## START PROVIDED DATA
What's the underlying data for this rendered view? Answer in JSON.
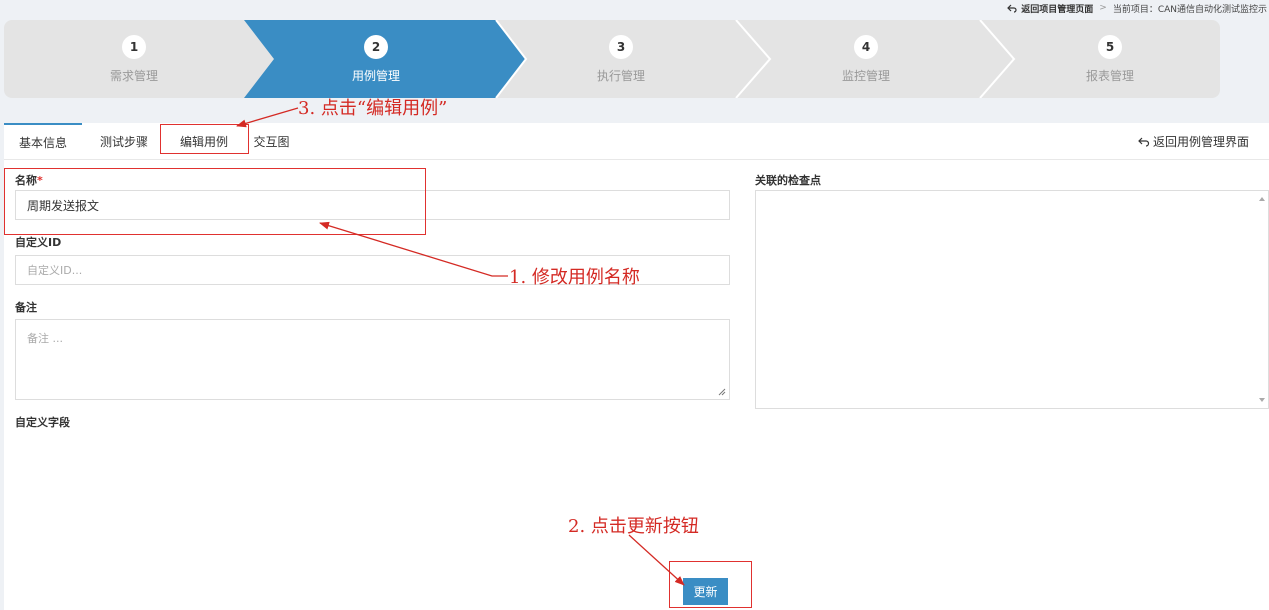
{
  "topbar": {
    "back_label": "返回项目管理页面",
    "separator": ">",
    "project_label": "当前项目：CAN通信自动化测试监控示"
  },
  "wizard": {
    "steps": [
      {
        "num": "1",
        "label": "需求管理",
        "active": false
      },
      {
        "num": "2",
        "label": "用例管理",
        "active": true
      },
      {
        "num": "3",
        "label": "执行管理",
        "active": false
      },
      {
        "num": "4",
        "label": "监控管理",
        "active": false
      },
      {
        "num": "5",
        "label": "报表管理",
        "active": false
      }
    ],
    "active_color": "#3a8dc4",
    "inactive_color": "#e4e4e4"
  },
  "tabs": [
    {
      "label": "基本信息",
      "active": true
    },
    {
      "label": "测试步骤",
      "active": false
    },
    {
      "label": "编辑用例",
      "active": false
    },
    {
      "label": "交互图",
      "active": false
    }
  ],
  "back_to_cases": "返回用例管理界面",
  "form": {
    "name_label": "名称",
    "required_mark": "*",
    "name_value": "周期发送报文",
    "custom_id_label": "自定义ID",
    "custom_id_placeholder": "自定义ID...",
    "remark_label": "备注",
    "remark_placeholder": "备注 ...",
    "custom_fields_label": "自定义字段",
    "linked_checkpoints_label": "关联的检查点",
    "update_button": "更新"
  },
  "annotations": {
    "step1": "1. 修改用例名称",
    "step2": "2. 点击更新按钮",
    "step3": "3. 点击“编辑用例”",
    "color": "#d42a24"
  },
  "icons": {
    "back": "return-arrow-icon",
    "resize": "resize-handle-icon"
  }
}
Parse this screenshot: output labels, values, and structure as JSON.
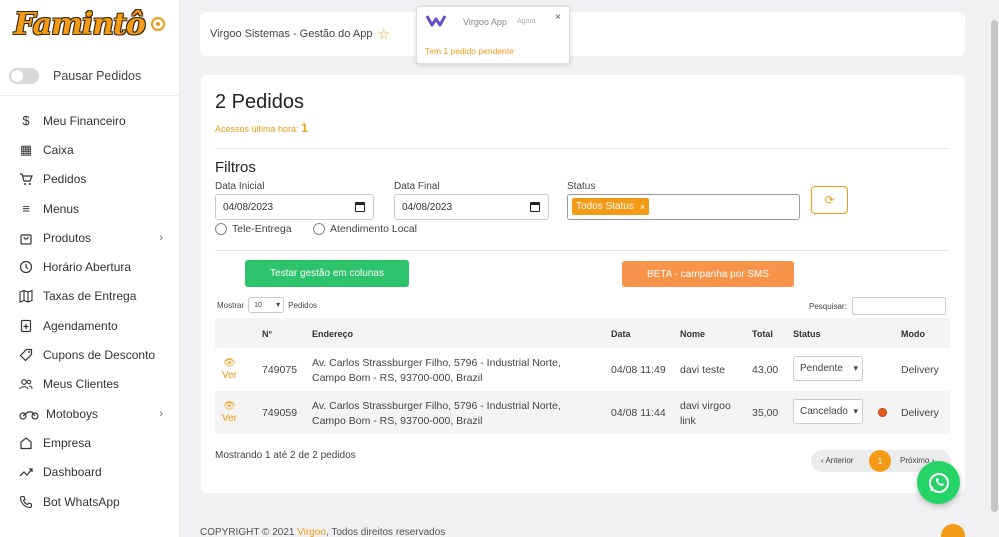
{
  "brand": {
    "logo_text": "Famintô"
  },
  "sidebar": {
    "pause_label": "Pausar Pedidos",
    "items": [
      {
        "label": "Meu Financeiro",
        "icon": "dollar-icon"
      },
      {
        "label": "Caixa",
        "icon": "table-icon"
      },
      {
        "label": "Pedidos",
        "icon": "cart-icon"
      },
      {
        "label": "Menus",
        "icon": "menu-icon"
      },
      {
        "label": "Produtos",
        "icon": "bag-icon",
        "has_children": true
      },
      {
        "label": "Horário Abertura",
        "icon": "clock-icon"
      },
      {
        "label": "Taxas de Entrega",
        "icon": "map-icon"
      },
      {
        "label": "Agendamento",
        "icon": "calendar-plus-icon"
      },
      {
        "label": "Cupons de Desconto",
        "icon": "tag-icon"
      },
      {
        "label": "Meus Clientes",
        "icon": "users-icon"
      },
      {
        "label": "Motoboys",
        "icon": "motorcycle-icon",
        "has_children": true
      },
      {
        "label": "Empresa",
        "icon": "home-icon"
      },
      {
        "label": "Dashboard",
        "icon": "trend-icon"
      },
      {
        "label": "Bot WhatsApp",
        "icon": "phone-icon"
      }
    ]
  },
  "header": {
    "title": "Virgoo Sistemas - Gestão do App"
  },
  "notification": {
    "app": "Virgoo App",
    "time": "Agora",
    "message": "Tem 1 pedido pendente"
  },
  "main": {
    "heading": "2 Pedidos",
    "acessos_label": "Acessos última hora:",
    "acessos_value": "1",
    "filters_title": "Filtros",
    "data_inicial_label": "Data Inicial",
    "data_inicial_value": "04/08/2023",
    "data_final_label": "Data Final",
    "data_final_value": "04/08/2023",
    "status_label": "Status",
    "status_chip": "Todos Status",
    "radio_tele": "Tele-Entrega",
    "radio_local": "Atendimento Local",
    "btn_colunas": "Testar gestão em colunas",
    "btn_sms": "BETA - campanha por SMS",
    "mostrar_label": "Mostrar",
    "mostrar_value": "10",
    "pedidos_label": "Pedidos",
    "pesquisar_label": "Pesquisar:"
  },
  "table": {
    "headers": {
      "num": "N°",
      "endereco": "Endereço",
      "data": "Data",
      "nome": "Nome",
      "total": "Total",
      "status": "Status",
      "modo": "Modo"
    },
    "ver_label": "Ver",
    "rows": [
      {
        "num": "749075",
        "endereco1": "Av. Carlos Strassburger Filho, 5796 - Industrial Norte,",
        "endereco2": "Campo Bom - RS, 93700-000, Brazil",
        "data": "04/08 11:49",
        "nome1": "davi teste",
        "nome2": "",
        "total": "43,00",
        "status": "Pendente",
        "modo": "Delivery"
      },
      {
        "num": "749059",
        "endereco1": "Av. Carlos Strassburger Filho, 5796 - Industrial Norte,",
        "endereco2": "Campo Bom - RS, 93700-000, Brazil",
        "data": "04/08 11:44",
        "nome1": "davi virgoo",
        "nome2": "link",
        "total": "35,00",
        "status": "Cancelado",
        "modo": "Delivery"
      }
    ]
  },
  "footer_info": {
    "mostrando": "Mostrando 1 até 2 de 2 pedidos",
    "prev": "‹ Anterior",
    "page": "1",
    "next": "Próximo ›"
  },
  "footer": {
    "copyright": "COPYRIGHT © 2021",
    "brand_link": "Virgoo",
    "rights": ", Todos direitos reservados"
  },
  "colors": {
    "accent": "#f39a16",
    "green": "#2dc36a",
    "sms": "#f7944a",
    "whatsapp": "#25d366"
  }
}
## END PROVIDED DATA
### GOAL OF THE EXERCISE:
Transcribe the entries above verbatim, omitting their pictures.

### THE RESULT:
What's the underlying data for this rendered view? Answer in JSON.
{
  "topbar": {
    "back_label": "返回项目管理页面",
    "separator": ">",
    "project_label": "当前项目：CAN通信自动化测试监控示"
  },
  "wizard": {
    "steps": [
      {
        "num": "1",
        "label": "需求管理",
        "active": false
      },
      {
        "num": "2",
        "label": "用例管理",
        "active": true
      },
      {
        "num": "3",
        "label": "执行管理",
        "active": false
      },
      {
        "num": "4",
        "label": "监控管理",
        "active": false
      },
      {
        "num": "5",
        "label": "报表管理",
        "active": false
      }
    ],
    "active_color": "#3a8dc4",
    "inactive_color": "#e4e4e4"
  },
  "tabs": [
    {
      "label": "基本信息",
      "active": true
    },
    {
      "label": "测试步骤",
      "active": false
    },
    {
      "label": "编辑用例",
      "active": false
    },
    {
      "label": "交互图",
      "active": false
    }
  ],
  "back_to_cases": "返回用例管理界面",
  "form": {
    "name_label": "名称",
    "required_mark": "*",
    "name_value": "周期发送报文",
    "custom_id_label": "自定义ID",
    "custom_id_placeholder": "自定义ID...",
    "remark_label": "备注",
    "remark_placeholder": "备注 ...",
    "custom_fields_label": "自定义字段",
    "linked_checkpoints_label": "关联的检查点",
    "update_button": "更新"
  },
  "annotations": {
    "step1": "1. 修改用例名称",
    "step2": "2. 点击更新按钮",
    "step3": "3. 点击“编辑用例”",
    "color": "#d42a24"
  },
  "icons": {
    "back": "return-arrow-icon",
    "resize": "resize-handle-icon"
  }
}
Parse this screenshot: output labels, values, and structure as JSON.
{
  "brand": {
    "logo_text": "Famintô"
  },
  "sidebar": {
    "pause_label": "Pausar Pedidos",
    "items": [
      {
        "label": "Meu Financeiro",
        "icon": "dollar-icon"
      },
      {
        "label": "Caixa",
        "icon": "table-icon"
      },
      {
        "label": "Pedidos",
        "icon": "cart-icon"
      },
      {
        "label": "Menus",
        "icon": "menu-icon"
      },
      {
        "label": "Produtos",
        "icon": "bag-icon",
        "has_children": true
      },
      {
        "label": "Horário Abertura",
        "icon": "clock-icon"
      },
      {
        "label": "Taxas de Entrega",
        "icon": "map-icon"
      },
      {
        "label": "Agendamento",
        "icon": "calendar-plus-icon"
      },
      {
        "label": "Cupons de Desconto",
        "icon": "tag-icon"
      },
      {
        "label": "Meus Clientes",
        "icon": "users-icon"
      },
      {
        "label": "Motoboys",
        "icon": "motorcycle-icon",
        "has_children": true
      },
      {
        "label": "Empresa",
        "icon": "home-icon"
      },
      {
        "label": "Dashboard",
        "icon": "trend-icon"
      },
      {
        "label": "Bot WhatsApp",
        "icon": "phone-icon"
      }
    ]
  },
  "header": {
    "title": "Virgoo Sistemas - Gestão do App"
  },
  "notification": {
    "app": "Virgoo App",
    "time": "Agora",
    "message": "Tem 1 pedido pendente"
  },
  "main": {
    "heading": "2 Pedidos",
    "acessos_label": "Acessos última hora:",
    "acessos_value": "1",
    "filters_title": "Filtros",
    "data_inicial_label": "Data Inicial",
    "data_inicial_value": "04/08/2023",
    "data_final_label": "Data Final",
    "data_final_value": "04/08/2023",
    "status_label": "Status",
    "status_chip": "Todos Status",
    "radio_tele": "Tele-Entrega",
    "radio_local": "Atendimento Local",
    "btn_colunas": "Testar gestão em colunas",
    "btn_sms": "BETA - campanha por SMS",
    "mostrar_label": "Mostrar",
    "mostrar_value": "10",
    "pedidos_label": "Pedidos",
    "pesquisar_label": "Pesquisar:"
  },
  "table": {
    "headers": {
      "num": "N°",
      "endereco": "Endereço",
      "data": "Data",
      "nome": "Nome",
      "total": "Total",
      "status": "Status",
      "modo": "Modo"
    },
    "ver_label": "Ver",
    "rows": [
      {
        "num": "749075",
        "endereco1": "Av. Carlos Strassburger Filho, 5796 - Industrial Norte,",
        "endereco2": "Campo Bom - RS, 93700-000, Brazil",
        "data": "04/08 11:49",
        "nome1": "davi teste",
        "nome2": "",
        "total": "43,00",
        "status": "Pendente",
        "modo": "Delivery"
      },
      {
        "num": "749059",
        "endereco1": "Av. Carlos Strassburger Filho, 5796 - Industrial Norte,",
        "endereco2": "Campo Bom - RS, 93700-000, Brazil",
        "data": "04/08 11:44",
        "nome1": "davi virgoo",
        "nome2": "link",
        "total": "35,00",
        "status": "Cancelado",
        "modo": "Delivery"
      }
    ]
  },
  "footer_info": {
    "mostrando": "Mostrando 1 até 2 de 2 pedidos",
    "prev": "‹ Anterior",
    "page": "1",
    "next": "Próximo ›"
  },
  "footer": {
    "copyright": "COPYRIGHT © 2021",
    "brand_link": "Virgoo",
    "rights": ", Todos direitos reservados"
  },
  "colors": {
    "accent": "#f39a16",
    "green": "#2dc36a",
    "sms": "#f7944a",
    "whatsapp": "#25d366"
  }
}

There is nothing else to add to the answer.